INPUT FOR THIS TASK
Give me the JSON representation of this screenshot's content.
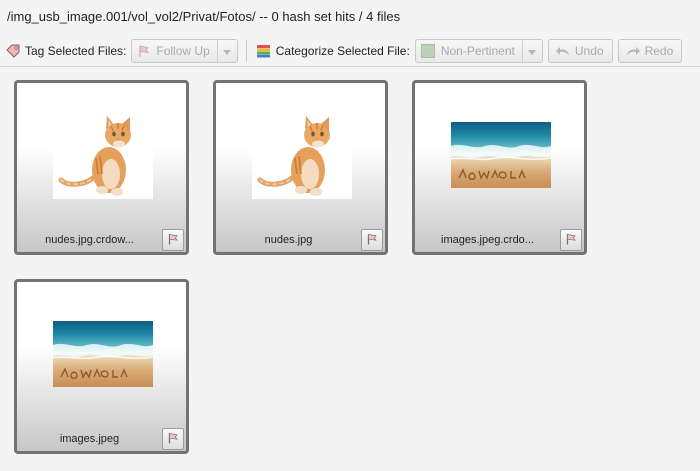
{
  "header": {
    "path": "/img_usb_image.001/vol_vol2/Privat/Fotos/",
    "summary": "-- 0 hash set hits / 4 files"
  },
  "toolbar": {
    "tag_label": "Tag Selected Files:",
    "tag_value": "Follow Up",
    "categorize_label": "Categorize Selected File:",
    "category_value": "Non-Pertinent",
    "undo_label": "Undo",
    "redo_label": "Redo"
  },
  "files": [
    {
      "name": "nudes.jpg.crdow...",
      "thumbnail": "cat"
    },
    {
      "name": "nudes.jpg",
      "thumbnail": "cat"
    },
    {
      "name": "images.jpeg.crdo...",
      "thumbnail": "beach"
    },
    {
      "name": "images.jpeg",
      "thumbnail": "beach"
    }
  ],
  "colors": {
    "tile_border": "#737373",
    "disabled_text": "#a9a9a9",
    "category_swatch": "#b9d3b4",
    "tag_icon": "#e8a0a8"
  }
}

STATED TASK
Copy out all the records exactly, excluding pictures.

REPLY TO THE TASK
Give me the JSON representation of this screenshot's content.
{
  "header": {
    "path": "/img_usb_image.001/vol_vol2/Privat/Fotos/",
    "summary": "-- 0 hash set hits / 4 files"
  },
  "toolbar": {
    "tag_label": "Tag Selected Files:",
    "tag_value": "Follow Up",
    "categorize_label": "Categorize Selected File:",
    "category_value": "Non-Pertinent",
    "undo_label": "Undo",
    "redo_label": "Redo"
  },
  "files": [
    {
      "name": "nudes.jpg.crdow...",
      "thumbnail": "cat"
    },
    {
      "name": "nudes.jpg",
      "thumbnail": "cat"
    },
    {
      "name": "images.jpeg.crdo...",
      "thumbnail": "beach"
    },
    {
      "name": "images.jpeg",
      "thumbnail": "beach"
    }
  ],
  "colors": {
    "tile_border": "#737373",
    "disabled_text": "#a9a9a9",
    "category_swatch": "#b9d3b4",
    "tag_icon": "#e8a0a8"
  }
}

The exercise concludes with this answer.